START Source text

Kayanian dynasty queen

Humay-ē Chehrzad (Middle Persian: Humag, Avestan: Humāiiā) was a legendary Kayanian dynasty queen of Iran for around 32 years. She was daughter and perhaps also wife (sources vary) of Kay Bahman.

==Rule==
Bahman becomes ill when Humay is 6 months pregnant, and upon realizing that his death is imminent, appoints Humay as vice-regent until the birth of her child. She ascended to the throne and ruled Iran after the death of Bahman. After her ascension, she gives birth to a son, Kai Darab, whom she keeps hidden for 8 months. Eventually she places Darab in a box and sets it to float down the Euphrates, where he is found by a dyer, who saves Darab and raises him.

END Source text
START Dataset records

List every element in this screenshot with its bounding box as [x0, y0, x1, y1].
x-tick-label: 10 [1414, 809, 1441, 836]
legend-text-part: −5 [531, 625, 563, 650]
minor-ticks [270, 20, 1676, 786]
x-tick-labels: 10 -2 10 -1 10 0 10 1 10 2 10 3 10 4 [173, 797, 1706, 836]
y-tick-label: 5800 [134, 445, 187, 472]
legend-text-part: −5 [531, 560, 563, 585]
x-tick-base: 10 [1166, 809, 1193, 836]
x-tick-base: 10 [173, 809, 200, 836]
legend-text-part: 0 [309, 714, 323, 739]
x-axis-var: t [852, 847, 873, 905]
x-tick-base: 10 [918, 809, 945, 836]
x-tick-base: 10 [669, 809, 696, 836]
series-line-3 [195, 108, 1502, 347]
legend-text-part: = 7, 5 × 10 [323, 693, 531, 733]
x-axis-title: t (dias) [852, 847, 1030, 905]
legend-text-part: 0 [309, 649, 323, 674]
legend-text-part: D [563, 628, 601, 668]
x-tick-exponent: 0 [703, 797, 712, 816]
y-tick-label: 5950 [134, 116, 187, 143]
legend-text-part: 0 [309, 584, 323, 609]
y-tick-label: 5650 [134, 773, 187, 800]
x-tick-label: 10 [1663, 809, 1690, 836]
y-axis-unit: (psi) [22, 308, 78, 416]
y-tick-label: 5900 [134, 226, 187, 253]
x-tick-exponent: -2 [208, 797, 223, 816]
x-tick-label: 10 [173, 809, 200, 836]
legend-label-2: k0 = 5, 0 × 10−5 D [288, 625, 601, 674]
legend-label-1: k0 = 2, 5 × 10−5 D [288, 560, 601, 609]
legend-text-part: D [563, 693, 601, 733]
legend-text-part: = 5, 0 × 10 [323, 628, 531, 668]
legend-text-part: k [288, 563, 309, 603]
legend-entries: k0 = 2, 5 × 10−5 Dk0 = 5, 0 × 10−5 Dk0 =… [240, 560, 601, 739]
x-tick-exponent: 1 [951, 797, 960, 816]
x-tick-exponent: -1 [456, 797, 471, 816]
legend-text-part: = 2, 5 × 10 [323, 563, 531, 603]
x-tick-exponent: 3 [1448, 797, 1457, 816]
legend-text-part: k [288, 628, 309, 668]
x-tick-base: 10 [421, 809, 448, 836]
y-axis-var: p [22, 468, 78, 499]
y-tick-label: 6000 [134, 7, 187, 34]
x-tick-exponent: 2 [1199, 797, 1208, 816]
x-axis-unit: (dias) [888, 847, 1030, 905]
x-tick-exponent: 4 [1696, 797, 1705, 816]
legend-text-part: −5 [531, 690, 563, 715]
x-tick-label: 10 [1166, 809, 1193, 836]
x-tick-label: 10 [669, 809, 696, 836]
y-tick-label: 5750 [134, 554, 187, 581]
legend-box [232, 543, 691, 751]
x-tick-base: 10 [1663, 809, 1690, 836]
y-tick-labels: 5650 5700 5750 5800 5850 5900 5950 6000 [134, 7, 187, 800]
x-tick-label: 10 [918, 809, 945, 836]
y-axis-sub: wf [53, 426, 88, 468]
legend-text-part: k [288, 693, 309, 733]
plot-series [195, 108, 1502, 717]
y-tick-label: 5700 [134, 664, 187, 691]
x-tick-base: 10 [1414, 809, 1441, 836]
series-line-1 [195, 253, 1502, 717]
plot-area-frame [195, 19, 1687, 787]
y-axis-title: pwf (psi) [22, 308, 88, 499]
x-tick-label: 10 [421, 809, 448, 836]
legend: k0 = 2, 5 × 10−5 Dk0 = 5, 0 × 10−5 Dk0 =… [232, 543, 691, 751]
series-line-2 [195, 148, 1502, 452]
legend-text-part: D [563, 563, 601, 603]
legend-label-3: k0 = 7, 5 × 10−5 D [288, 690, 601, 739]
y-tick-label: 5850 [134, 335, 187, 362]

END Dataset records

> **Explore the material**
a) Echo the passage on Queen Humay from "Humay-ē Chehrzad (Middle" through "of Kay Bahman.", copying it word for word.
b) Carry on the account of Queen Humay from the point where it stops.

> **Written answers**
a)
Humay-ē Chehrzad (Middle Persian: Humag, Avestan: Humāiiā) was a legendary Kayanian dynasty queen of Iran for around 32 years. She was daughter and perhaps also wife (sources vary) of Kay Bahman.

b)
During Humay's reign, a Greek army assaults the western edges of the Iranian Empire, and Humay sends an army under Rashnwad to fight them. During this conflict, Rashnwad finds Darab, and recognizes him as Humay's child. When they return to the capital after defeating the Romans, Humay retires and hands the throne down to her son after 32 years of rule.

Al-Maqrizi said her name was also Šihrāzād, and identified her with Semiramis.

== Sources ==
- Emrani, Haleh (2009). "Like Father, Like Daughter: Late Sasanian Imperial Ideology & the Rise of Bōrān to Power"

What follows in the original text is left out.